> Problem to solve: Lines that contain the string "name" are to be copied; leave out all others.

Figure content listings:
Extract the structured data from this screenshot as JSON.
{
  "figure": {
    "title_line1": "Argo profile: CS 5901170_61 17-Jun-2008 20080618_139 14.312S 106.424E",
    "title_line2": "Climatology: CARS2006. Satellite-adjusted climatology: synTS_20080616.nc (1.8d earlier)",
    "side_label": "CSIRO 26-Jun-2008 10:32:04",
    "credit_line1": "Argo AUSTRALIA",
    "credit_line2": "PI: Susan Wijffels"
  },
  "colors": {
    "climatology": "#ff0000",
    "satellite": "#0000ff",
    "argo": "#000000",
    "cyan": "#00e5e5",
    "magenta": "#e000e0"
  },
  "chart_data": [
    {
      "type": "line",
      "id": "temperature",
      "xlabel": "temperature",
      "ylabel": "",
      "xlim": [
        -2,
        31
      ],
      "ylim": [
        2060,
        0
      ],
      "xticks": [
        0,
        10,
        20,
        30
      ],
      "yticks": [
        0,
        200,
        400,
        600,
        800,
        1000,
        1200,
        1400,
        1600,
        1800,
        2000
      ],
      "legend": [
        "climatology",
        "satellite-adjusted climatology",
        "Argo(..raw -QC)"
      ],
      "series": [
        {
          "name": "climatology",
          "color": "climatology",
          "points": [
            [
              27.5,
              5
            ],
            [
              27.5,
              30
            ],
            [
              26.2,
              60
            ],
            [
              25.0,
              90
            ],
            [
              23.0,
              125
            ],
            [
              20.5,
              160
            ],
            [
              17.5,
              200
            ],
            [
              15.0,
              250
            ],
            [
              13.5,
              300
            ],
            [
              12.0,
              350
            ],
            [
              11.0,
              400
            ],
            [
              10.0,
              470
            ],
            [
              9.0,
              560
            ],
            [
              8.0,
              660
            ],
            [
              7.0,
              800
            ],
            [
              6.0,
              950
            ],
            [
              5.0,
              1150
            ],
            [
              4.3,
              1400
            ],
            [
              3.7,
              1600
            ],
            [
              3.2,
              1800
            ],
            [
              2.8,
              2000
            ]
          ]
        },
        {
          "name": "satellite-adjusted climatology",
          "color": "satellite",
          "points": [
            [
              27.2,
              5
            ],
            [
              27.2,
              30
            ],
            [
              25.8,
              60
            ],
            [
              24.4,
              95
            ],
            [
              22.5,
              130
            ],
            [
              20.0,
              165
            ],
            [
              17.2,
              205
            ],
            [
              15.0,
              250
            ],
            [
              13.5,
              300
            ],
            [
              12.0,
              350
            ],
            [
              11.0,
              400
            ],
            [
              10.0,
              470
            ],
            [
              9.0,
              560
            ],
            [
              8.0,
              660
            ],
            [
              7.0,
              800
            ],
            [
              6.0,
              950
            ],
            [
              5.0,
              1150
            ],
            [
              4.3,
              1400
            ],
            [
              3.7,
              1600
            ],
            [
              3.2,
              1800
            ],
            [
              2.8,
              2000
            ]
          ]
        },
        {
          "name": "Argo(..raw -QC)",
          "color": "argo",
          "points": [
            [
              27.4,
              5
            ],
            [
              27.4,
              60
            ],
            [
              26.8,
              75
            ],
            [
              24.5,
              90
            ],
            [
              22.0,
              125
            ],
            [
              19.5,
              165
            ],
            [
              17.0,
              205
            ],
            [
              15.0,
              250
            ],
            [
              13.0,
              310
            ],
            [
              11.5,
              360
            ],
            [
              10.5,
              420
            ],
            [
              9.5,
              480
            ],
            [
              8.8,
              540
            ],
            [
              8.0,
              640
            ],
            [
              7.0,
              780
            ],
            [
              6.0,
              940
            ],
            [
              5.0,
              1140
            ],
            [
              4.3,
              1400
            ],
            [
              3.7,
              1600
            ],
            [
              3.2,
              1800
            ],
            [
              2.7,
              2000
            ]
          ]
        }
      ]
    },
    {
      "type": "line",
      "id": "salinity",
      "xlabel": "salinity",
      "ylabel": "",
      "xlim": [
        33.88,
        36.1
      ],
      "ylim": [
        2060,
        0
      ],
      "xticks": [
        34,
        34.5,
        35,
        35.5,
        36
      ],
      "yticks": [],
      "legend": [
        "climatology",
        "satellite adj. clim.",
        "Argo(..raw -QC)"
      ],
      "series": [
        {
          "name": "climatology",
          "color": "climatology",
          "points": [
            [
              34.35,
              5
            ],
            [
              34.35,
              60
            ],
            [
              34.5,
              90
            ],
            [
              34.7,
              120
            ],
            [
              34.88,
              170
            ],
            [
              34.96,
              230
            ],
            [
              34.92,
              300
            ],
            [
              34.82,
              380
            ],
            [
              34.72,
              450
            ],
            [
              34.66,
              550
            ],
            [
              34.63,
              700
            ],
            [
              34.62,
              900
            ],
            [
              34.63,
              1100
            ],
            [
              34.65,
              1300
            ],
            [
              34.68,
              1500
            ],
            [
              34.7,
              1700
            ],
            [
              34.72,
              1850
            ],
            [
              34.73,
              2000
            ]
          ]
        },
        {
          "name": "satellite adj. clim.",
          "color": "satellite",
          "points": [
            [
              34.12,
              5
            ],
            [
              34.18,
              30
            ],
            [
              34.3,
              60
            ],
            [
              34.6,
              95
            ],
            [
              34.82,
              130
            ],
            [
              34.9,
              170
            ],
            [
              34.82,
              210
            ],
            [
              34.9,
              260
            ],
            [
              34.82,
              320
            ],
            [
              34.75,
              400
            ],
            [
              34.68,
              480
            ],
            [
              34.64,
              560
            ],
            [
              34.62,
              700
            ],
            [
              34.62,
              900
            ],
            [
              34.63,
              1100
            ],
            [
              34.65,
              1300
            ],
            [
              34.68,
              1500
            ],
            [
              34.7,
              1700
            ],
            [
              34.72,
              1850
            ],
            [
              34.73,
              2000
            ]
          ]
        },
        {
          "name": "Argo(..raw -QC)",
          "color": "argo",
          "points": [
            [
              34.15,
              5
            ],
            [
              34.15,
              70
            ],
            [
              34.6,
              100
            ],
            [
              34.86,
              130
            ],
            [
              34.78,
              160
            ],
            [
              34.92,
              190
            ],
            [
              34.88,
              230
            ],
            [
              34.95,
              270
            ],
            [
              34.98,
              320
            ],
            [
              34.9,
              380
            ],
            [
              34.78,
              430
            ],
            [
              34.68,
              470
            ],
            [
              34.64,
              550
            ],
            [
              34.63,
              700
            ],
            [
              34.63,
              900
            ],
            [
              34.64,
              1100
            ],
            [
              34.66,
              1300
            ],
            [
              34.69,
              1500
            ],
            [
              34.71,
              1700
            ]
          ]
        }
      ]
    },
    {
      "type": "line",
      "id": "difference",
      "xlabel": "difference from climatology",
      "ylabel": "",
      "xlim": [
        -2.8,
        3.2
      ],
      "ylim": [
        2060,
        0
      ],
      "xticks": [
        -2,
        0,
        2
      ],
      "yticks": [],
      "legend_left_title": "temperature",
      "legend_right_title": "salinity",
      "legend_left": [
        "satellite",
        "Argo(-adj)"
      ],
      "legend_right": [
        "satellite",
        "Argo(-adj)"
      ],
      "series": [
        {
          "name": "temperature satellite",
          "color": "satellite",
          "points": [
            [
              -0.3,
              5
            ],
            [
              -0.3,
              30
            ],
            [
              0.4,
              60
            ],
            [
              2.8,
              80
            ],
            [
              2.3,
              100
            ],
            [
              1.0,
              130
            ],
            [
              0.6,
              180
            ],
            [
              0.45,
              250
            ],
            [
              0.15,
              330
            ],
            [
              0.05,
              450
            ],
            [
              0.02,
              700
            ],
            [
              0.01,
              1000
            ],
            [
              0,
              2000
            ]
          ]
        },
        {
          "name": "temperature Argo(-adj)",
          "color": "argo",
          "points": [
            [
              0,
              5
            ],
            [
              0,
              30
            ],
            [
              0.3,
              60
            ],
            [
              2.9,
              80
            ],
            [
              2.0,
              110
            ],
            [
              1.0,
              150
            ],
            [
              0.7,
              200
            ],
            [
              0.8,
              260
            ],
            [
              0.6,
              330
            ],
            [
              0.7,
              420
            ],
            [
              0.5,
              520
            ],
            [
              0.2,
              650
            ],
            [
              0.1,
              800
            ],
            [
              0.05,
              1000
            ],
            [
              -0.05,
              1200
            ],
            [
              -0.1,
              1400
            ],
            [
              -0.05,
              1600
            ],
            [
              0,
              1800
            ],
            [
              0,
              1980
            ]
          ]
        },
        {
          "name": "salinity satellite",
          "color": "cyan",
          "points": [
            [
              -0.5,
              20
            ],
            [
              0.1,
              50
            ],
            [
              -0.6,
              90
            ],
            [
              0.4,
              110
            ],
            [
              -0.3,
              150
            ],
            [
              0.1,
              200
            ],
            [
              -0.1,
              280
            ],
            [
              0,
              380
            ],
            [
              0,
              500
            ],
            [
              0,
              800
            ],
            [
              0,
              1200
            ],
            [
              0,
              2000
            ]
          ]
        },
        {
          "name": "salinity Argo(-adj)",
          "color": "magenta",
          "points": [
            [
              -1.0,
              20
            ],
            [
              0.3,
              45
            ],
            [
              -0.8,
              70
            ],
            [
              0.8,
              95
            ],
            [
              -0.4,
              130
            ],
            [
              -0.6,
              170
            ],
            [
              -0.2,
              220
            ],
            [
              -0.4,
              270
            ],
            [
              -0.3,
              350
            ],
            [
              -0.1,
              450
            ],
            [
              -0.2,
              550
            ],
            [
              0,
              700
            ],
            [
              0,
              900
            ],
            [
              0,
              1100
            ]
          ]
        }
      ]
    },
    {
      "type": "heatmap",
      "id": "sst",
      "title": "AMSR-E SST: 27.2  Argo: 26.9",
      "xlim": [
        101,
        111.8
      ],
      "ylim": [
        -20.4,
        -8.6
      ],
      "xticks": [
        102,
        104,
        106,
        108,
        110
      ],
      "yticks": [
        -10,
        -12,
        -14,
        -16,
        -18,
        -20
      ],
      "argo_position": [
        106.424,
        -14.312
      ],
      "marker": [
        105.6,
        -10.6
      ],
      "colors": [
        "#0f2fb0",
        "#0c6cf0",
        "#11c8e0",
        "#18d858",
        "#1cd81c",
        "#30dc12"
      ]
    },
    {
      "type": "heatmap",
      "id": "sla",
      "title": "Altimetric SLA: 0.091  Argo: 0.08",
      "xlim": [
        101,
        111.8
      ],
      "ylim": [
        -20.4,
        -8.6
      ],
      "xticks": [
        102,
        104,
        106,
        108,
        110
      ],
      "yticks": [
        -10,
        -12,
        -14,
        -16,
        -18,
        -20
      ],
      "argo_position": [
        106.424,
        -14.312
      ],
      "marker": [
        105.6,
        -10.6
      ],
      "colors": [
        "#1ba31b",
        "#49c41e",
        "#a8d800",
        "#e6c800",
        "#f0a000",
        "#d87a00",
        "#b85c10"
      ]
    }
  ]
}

> Solution to this exercise:
          "name": "climatology",
          "name": "satellite-adjusted climatology",
          "name": "Argo(..raw -QC)",
          "name": "climatology",
          "name": "satellite adj. clim.",
          "name": "Argo(..raw -QC)",
          "name": "temperature satellite",
          "name": "temperature Argo(-adj)",
          "name": "salinity satellite",
          "name": "salinity Argo(-adj)",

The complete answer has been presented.